## [SHORT EXERCISE]
Select all lines holding the word "swasta" from the entries that follow.

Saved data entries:
★ ★ ★
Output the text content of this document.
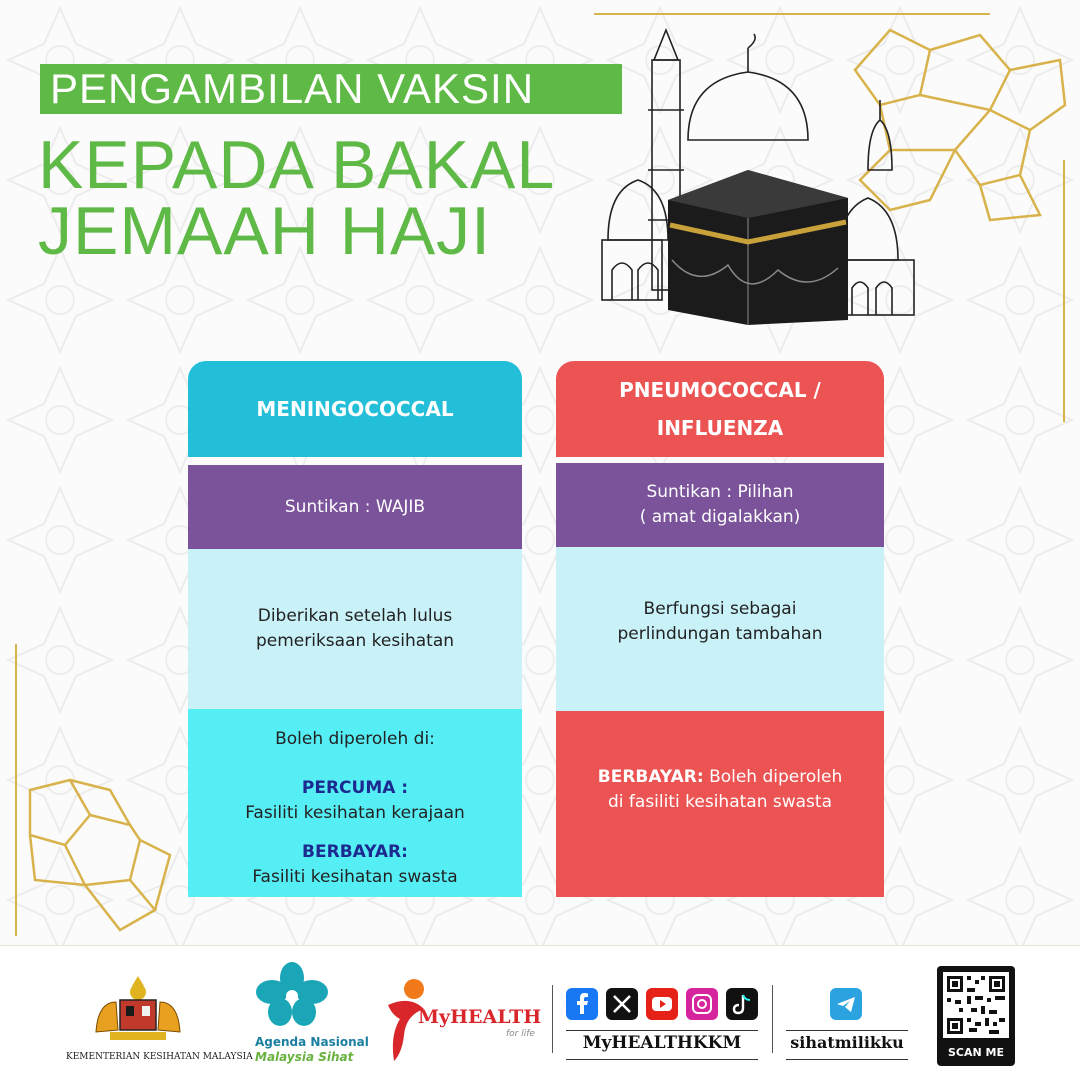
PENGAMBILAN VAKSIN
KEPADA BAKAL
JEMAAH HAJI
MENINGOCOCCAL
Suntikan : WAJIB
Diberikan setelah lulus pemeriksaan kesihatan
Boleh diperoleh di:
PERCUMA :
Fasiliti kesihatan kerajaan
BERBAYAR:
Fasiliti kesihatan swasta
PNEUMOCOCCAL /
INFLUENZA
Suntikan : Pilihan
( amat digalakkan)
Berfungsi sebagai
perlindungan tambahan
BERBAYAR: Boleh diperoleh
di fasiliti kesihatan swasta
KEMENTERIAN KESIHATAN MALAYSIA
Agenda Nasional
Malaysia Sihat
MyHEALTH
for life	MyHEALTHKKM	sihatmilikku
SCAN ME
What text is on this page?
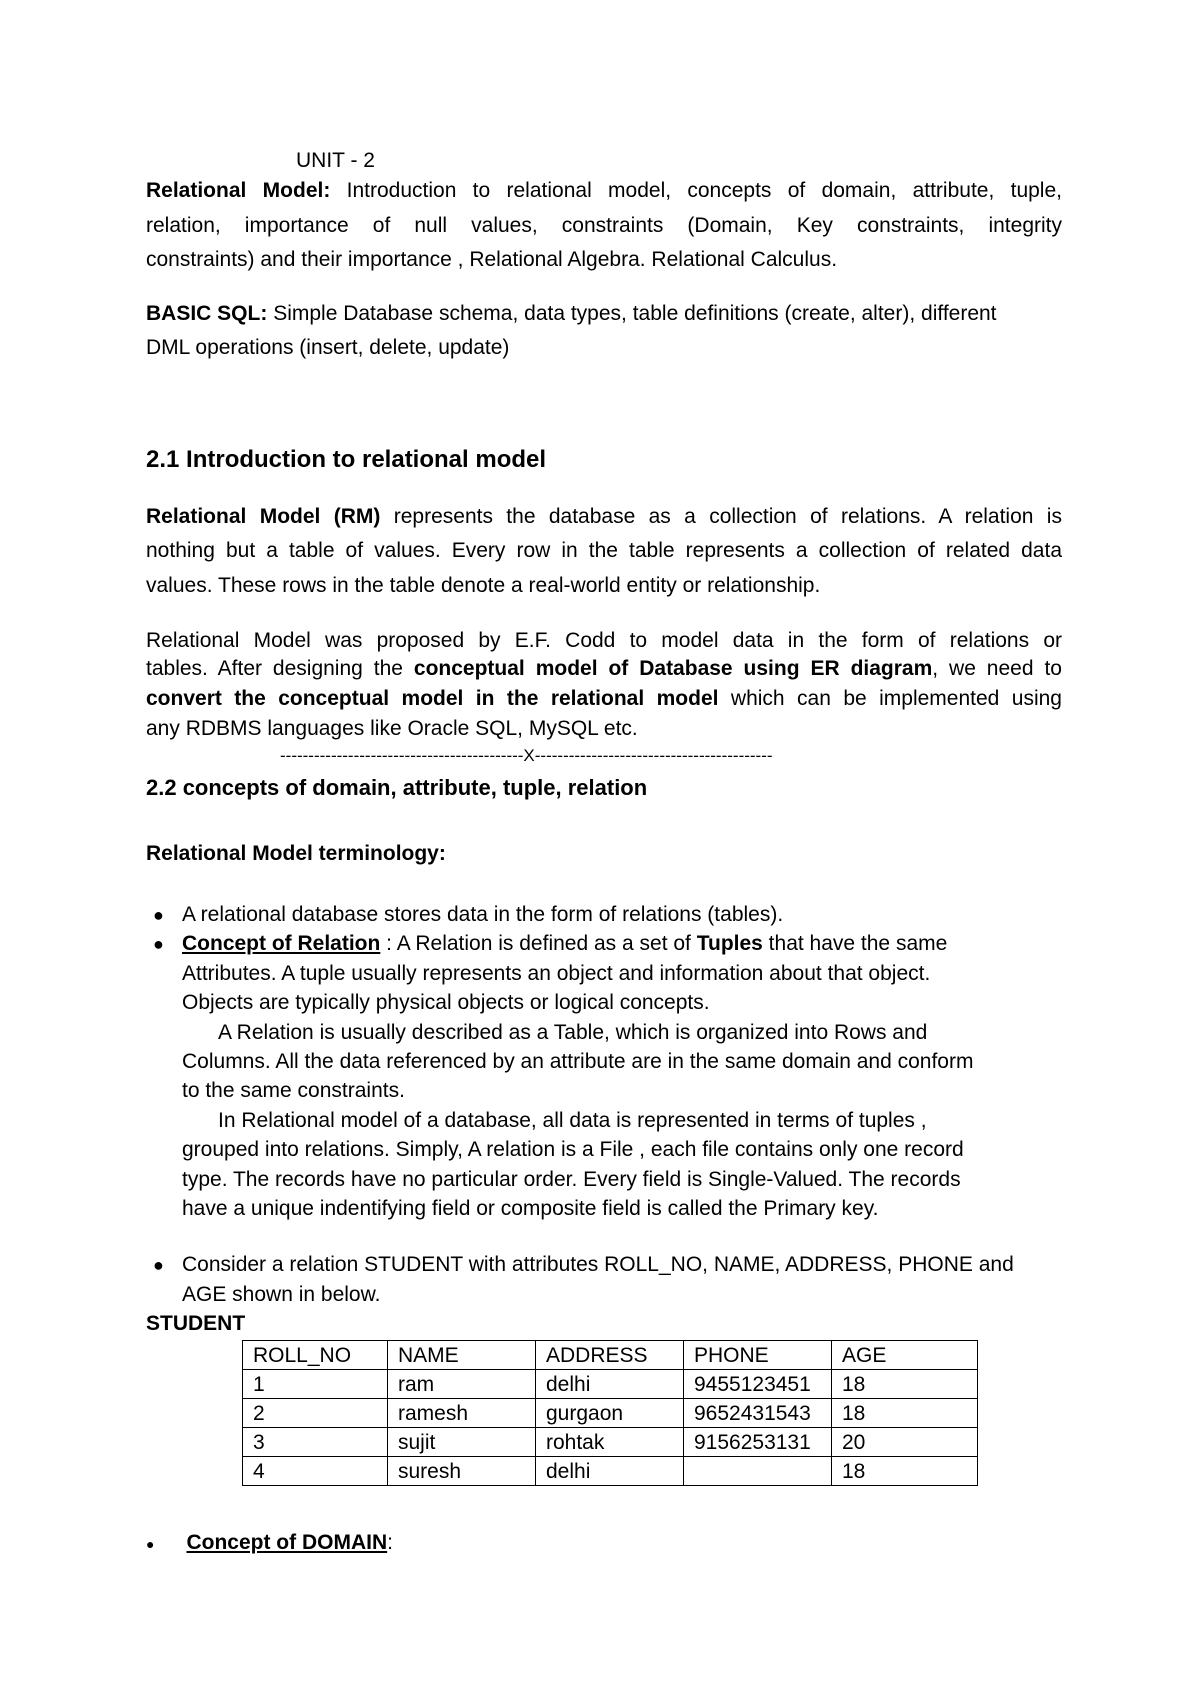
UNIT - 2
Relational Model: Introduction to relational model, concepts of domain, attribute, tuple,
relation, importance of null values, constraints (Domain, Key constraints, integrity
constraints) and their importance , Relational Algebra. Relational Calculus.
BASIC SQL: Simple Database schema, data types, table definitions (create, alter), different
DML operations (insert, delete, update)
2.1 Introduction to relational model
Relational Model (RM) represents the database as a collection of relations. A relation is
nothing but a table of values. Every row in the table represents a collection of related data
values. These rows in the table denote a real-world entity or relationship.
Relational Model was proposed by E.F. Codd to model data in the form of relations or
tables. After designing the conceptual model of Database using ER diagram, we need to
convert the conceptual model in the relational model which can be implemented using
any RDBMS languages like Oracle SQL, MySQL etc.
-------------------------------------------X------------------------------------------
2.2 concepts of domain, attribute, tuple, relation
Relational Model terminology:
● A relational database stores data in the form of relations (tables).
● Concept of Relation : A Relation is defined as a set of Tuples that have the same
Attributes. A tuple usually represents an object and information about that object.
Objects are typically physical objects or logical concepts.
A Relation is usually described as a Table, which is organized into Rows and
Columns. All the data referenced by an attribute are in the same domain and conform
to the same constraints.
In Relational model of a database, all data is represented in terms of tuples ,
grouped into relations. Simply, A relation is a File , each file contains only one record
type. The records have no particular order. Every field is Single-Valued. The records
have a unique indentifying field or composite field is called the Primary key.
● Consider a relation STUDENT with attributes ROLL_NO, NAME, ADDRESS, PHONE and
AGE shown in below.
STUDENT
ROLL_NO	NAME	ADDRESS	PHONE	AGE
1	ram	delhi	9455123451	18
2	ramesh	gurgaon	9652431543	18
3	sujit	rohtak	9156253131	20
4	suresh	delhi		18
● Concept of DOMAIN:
★ ★ ★
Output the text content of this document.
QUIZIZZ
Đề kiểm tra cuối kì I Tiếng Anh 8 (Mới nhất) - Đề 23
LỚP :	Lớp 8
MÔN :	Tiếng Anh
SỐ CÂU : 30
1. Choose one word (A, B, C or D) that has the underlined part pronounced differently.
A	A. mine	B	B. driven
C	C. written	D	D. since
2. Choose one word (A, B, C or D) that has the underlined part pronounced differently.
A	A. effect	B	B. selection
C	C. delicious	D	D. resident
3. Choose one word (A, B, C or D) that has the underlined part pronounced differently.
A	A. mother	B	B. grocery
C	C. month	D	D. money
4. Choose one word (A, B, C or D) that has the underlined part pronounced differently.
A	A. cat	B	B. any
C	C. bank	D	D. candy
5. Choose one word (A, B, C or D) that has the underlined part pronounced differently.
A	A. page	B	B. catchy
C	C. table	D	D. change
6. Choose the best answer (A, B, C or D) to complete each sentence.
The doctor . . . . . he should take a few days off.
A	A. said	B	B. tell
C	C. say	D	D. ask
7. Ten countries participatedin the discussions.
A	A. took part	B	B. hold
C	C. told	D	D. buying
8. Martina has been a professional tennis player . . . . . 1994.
★ ★ ★
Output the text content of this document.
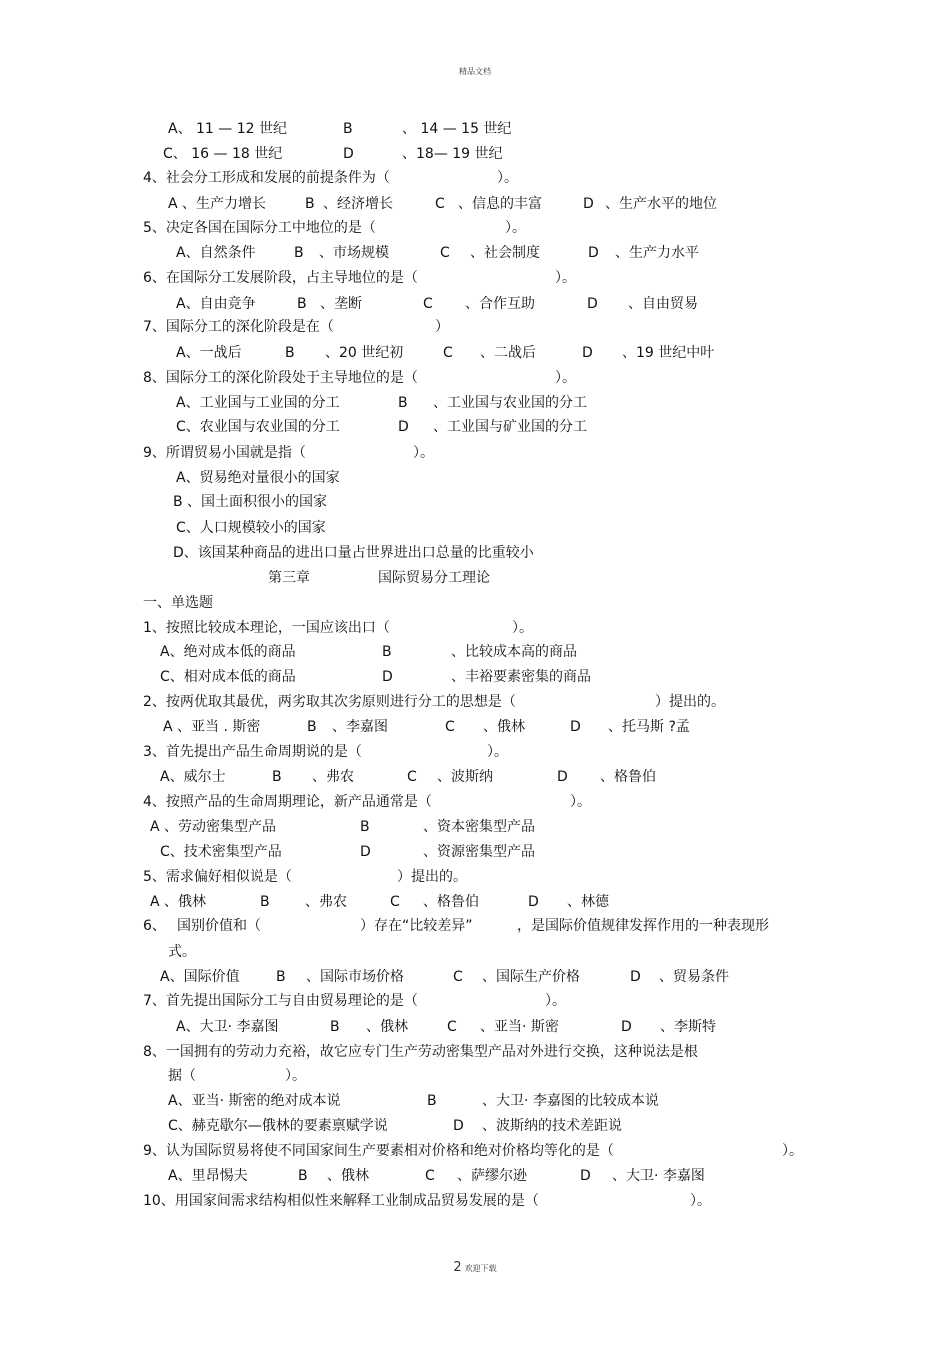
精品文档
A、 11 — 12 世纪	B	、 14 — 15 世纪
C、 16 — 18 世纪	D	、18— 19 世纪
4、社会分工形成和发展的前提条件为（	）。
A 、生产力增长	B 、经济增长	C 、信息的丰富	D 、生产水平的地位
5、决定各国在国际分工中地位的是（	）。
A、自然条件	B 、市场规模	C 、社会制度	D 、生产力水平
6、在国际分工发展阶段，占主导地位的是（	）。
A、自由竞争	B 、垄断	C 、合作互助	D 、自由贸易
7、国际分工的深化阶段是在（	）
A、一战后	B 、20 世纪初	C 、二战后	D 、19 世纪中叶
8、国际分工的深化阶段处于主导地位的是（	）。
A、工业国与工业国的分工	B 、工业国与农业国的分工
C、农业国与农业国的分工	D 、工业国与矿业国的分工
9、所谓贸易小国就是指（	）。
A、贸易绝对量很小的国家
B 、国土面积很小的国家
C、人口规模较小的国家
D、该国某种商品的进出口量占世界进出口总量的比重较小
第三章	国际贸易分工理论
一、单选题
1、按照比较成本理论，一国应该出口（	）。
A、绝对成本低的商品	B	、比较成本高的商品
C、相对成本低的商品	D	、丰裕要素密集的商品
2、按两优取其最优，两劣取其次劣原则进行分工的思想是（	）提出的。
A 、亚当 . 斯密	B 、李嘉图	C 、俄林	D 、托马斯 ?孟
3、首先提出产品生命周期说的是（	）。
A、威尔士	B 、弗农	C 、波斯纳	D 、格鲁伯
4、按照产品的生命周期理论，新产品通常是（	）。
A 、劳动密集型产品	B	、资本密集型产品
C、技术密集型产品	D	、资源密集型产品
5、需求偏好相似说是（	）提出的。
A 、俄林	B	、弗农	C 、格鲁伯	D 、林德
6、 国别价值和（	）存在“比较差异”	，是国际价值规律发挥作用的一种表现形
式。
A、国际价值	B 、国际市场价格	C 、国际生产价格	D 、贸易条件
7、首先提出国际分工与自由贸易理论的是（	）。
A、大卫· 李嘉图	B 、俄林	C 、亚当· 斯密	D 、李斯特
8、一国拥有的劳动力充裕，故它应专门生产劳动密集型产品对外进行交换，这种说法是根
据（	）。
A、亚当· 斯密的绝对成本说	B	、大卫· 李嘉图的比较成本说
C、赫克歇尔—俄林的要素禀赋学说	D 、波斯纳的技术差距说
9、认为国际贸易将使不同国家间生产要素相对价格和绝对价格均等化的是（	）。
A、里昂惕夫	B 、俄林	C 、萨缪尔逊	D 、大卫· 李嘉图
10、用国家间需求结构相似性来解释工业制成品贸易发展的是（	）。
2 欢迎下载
★ ★ ★
## [EXERCISE RESULT]
Fasiliti kesihatan swasta
di fasiliti kesihatan swasta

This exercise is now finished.